Data extract ::
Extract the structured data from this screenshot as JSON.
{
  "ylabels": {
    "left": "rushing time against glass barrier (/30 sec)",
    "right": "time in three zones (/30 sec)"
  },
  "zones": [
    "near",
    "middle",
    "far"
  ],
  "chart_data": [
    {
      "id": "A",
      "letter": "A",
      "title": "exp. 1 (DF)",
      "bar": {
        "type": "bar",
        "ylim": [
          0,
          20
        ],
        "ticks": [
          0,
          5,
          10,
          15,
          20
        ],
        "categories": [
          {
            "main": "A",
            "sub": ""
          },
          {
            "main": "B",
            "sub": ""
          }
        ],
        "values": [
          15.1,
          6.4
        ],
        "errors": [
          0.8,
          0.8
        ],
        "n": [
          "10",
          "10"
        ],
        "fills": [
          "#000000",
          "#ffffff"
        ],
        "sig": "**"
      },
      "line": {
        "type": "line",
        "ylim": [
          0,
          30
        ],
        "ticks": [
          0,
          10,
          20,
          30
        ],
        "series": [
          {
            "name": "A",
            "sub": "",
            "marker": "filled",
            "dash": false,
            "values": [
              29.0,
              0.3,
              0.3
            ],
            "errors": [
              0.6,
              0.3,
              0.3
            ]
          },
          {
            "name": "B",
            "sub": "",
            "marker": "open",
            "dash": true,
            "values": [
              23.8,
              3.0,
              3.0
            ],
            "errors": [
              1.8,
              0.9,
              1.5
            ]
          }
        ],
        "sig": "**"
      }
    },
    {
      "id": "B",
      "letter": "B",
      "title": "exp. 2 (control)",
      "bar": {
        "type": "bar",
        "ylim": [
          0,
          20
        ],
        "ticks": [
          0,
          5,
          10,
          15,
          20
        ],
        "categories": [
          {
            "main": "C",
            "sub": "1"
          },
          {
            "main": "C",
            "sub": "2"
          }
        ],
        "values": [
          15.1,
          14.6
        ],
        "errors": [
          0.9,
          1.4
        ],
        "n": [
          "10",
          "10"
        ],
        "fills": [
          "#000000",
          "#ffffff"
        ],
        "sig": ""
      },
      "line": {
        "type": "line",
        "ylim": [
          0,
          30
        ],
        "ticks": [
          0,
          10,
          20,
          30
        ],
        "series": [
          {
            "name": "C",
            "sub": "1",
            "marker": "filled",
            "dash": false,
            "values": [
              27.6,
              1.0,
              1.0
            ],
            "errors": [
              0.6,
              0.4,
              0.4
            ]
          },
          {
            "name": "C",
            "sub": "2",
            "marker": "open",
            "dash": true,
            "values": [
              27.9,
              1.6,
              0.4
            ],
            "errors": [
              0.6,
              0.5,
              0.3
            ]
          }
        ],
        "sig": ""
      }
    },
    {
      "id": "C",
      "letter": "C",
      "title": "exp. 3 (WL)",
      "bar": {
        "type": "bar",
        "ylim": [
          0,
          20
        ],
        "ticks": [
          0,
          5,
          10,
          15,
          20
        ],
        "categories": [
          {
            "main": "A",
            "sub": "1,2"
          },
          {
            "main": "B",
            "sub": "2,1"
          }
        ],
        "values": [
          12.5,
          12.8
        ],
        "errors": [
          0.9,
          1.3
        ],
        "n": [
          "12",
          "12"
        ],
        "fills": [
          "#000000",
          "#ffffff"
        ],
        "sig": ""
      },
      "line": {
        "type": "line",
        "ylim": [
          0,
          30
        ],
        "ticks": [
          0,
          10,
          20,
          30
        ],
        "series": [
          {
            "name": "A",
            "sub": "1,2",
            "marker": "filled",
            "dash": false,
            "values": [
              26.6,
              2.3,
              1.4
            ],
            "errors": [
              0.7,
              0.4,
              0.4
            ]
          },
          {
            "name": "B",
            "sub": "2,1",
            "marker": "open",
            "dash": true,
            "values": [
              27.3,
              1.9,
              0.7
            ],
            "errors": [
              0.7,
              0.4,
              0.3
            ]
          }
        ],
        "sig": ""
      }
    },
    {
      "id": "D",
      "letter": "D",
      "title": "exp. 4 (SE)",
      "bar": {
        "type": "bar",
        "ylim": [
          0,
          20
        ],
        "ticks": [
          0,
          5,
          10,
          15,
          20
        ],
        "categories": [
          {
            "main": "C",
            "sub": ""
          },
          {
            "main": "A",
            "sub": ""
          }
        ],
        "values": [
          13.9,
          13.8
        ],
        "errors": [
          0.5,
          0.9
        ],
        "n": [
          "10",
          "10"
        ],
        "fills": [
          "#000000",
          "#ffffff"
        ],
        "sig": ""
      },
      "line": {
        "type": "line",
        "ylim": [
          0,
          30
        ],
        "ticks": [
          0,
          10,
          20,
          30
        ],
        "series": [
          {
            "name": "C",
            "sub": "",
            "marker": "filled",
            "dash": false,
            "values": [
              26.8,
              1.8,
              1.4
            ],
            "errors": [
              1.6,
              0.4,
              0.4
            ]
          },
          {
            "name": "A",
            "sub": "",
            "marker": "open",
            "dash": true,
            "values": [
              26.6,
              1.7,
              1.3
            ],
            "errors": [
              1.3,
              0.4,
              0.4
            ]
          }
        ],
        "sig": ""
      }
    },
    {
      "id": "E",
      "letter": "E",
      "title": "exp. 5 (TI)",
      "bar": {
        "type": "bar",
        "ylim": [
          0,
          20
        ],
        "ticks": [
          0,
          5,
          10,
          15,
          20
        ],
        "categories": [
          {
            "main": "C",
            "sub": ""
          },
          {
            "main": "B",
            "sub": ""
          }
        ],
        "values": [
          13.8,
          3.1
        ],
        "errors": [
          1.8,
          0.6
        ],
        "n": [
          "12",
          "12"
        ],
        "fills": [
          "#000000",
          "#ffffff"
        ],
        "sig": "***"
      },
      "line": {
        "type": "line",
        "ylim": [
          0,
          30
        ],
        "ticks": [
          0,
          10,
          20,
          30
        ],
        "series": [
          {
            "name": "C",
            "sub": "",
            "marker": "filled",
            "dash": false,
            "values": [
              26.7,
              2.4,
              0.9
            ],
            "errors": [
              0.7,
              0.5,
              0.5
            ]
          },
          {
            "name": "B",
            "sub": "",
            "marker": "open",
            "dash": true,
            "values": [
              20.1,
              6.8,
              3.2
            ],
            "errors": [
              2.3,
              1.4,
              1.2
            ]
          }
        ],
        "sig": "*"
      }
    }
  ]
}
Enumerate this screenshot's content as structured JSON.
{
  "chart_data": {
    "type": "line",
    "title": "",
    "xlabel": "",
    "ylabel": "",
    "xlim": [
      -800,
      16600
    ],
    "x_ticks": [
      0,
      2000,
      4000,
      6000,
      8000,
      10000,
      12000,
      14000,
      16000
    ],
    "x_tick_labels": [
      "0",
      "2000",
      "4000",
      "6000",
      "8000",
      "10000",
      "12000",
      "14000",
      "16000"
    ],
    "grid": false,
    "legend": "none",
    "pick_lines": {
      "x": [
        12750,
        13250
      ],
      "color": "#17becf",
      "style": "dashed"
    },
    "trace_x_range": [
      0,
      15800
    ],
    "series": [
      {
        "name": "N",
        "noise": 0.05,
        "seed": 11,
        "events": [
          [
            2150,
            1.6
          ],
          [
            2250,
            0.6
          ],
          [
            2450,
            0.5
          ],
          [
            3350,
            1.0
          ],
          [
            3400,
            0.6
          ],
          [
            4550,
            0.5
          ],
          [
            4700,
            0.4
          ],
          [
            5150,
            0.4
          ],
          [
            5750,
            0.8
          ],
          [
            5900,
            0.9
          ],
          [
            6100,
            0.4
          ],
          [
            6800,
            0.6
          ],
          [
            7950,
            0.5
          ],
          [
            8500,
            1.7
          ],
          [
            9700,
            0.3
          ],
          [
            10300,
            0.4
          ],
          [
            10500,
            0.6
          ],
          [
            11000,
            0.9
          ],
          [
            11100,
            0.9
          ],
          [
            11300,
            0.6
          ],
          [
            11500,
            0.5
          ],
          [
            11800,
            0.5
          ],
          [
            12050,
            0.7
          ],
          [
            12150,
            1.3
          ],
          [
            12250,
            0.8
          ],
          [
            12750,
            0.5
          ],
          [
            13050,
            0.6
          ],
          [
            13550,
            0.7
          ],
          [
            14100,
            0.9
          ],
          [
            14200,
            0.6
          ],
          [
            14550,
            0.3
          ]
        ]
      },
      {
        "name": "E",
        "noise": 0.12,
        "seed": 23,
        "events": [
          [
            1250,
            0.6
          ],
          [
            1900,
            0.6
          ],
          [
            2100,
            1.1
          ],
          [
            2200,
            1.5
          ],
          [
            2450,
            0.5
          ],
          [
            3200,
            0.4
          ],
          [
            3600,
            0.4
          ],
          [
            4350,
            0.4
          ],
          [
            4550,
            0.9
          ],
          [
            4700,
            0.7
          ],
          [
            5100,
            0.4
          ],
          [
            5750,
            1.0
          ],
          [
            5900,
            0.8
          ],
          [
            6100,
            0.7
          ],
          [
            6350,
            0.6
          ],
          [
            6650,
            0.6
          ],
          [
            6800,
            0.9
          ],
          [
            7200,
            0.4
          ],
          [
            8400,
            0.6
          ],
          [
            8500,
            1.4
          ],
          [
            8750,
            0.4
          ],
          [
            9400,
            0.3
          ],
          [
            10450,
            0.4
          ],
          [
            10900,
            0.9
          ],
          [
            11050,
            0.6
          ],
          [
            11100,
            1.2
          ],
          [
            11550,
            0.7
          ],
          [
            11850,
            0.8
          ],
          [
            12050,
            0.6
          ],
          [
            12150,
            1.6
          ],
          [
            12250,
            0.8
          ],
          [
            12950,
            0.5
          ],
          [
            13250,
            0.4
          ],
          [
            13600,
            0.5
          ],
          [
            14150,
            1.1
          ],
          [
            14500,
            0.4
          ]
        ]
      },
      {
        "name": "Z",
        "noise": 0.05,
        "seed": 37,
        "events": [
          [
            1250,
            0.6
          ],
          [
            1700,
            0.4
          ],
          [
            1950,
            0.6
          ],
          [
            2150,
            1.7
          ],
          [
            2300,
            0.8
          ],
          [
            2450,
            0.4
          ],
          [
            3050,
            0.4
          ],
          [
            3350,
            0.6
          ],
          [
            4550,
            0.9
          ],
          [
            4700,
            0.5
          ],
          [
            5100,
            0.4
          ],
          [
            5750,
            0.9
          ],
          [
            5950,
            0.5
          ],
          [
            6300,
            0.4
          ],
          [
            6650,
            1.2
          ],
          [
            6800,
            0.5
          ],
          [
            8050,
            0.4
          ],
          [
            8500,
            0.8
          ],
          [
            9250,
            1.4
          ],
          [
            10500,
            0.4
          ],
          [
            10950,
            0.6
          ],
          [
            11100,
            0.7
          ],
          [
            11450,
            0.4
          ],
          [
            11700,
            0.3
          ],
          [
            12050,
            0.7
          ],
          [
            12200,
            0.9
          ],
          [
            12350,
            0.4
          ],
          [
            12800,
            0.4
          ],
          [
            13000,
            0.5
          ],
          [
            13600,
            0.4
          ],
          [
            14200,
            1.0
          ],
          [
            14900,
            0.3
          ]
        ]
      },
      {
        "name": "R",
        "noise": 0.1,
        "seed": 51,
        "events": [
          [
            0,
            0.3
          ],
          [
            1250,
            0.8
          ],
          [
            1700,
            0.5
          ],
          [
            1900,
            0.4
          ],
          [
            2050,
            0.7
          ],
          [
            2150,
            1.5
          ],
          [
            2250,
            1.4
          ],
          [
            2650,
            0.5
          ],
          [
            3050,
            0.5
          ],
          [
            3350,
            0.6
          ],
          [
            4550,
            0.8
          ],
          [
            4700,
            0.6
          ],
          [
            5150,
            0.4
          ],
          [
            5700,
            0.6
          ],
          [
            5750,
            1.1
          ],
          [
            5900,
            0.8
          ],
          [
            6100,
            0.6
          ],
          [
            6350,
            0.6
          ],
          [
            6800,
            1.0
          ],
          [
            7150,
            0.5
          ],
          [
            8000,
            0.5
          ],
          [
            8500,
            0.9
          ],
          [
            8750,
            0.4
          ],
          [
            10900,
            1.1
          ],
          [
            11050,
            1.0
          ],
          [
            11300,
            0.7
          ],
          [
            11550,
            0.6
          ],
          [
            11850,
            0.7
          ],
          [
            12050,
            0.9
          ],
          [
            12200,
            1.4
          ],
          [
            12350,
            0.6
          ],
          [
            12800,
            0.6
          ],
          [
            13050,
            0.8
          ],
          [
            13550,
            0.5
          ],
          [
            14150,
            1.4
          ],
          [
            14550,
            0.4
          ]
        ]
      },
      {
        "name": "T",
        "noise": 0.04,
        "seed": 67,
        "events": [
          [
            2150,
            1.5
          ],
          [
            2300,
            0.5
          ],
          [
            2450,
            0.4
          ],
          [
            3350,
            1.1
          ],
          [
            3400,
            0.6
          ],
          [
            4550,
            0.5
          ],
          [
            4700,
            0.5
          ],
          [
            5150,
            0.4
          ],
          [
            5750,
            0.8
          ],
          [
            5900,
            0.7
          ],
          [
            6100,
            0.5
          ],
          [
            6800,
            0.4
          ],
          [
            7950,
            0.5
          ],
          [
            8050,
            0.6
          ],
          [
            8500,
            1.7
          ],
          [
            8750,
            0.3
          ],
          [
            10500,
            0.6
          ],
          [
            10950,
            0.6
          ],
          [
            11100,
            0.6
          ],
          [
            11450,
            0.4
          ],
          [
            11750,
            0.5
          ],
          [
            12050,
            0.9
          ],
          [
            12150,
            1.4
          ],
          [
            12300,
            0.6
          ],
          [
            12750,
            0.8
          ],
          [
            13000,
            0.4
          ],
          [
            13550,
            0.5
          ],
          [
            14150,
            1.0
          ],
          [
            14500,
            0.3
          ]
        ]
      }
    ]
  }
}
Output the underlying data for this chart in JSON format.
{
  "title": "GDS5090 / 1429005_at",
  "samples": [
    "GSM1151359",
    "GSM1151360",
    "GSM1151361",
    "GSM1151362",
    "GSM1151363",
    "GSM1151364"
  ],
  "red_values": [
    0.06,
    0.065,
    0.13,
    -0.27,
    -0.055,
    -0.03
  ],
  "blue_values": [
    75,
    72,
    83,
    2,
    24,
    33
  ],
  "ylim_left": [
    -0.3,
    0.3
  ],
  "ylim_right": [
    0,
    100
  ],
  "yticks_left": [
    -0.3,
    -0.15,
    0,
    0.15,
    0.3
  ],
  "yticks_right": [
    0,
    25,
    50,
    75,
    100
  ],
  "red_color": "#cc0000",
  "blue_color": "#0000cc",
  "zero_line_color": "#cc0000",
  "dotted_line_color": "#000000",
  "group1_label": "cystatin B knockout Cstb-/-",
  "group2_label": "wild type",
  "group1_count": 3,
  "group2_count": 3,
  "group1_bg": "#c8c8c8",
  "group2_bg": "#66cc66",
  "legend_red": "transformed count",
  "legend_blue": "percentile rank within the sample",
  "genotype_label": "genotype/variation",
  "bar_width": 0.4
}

Stated exercise ::
Identify how many lines in the entries above contain the word "JSON" and provide only that figure.

Written answer ::
3